**PROBLEM REQUIREMENTS:**
Where a line in the listing contains the string "melalui", copy that line out.

**Data entries:**
------------

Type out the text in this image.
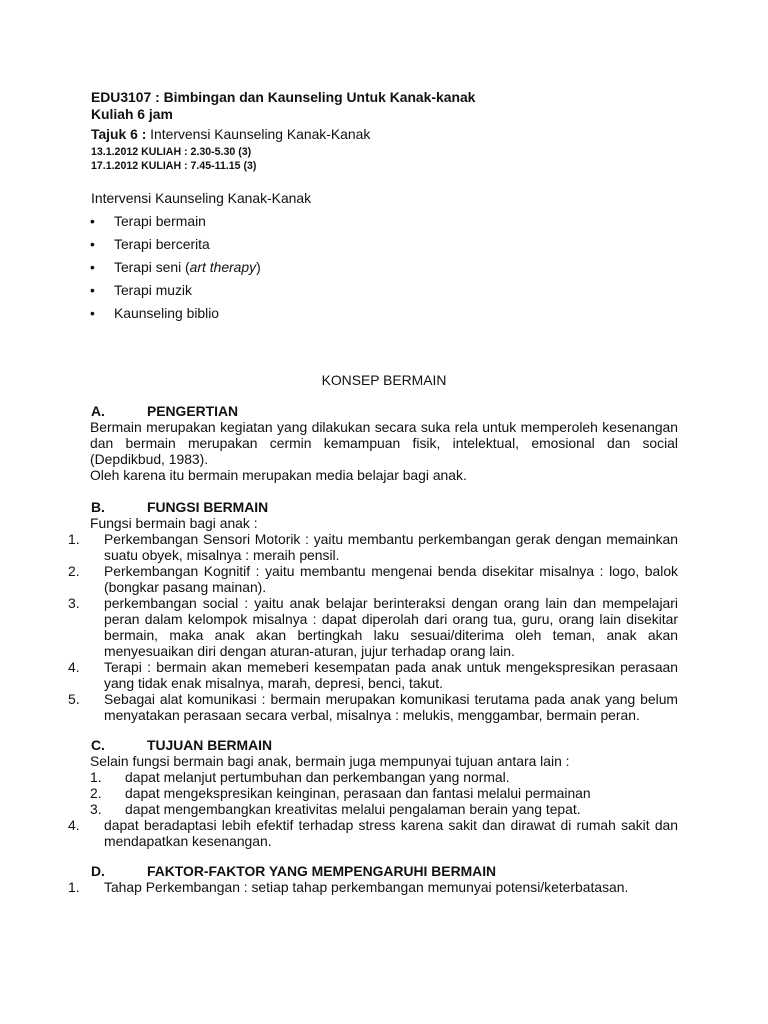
EDU3107 : Bimbingan dan Kaunseling Untuk Kanak-kanak
Kuliah 6 jam
Tajuk 6 : Intervensi Kaunseling Kanak-Kanak
13.1.2012 KULIAH : 2.30-5.30 (3)
17.1.2012 KULIAH : 7.45-11.15 (3)
Intervensi Kaunseling Kanak-Kanak
• Terapi bermain
• Terapi bercerita
• Terapi seni (art therapy)
• Terapi muzik
• Kaunseling biblio
KONSEP BERMAIN
A.	PENGERTIAN

Bermain merupakan kegiatan yang dilakukan secara suka rela untuk memperoleh kesenangan dan bermain merupakan cermin kemampuan fisik, intelektual, emosional dan social (Depdikbud, 1983).

Oleh karena itu bermain merupakan media belajar bagi anak.

B.	FUNGSI BERMAIN
Fungsi bermain bagi anak :
1. Perkembangan Sensori Motorik : yaitu membantu perkembangan gerak dengan memainkan suatu obyek, misalnya : meraih pensil.

2. Perkembangan Kognitif : yaitu membantu mengenai benda disekitar misalnya : logo, balok (bongkar pasang mainan).

3. perkembangan social : yaitu anak belajar berinteraksi dengan orang lain dan mempelajari peran dalam kelompok misalnya : dapat diperolah dari orang tua, guru, orang lain disekitar bermain, maka anak akan bertingkah laku sesuai/diterima oleh teman, anak akan menyesuaikan diri dengan aturan-aturan, jujur terhadap orang lain.

4. Terapi : bermain akan memeberi kesempatan pada anak untuk mengekspresikan perasaan yang tidak enak misalnya, marah, depresi, benci, takut.

5. Sebagai alat komunikasi : bermain merupakan komunikasi terutama pada anak yang belum menyatakan perasaan secara verbal, misalnya : melukis, menggambar, bermain peran.

C.	TUJUAN BERMAIN
Selain fungsi bermain bagi anak, bermain juga mempunyai tujuan antara lain :
1. dapat melanjut pertumbuhan dan perkembangan yang normal.
2. dapat mengekspresikan keinginan, perasaan dan fantasi melalui permainan
3. dapat mengembangkan kreativitas melalui pengalaman berain yang tepat.
4. dapat beradaptasi lebih efektif terhadap stress karena sakit dan dirawat di rumah sakit dan mendapatkan kesenangan.

D.	FAKTOR-FAKTOR YANG MEMPENGARUHI BERMAIN
1. Tahap Perkembangan : setiap tahap perkembangan memunyai potensi/keterbatasan.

------------

**FINISHED EXERCISE:**
2. dapat mengekspresikan keinginan, perasaan dan fantasi melalui permainan
3. dapat mengembangkan kreativitas melalui pengalaman berain yang tepat.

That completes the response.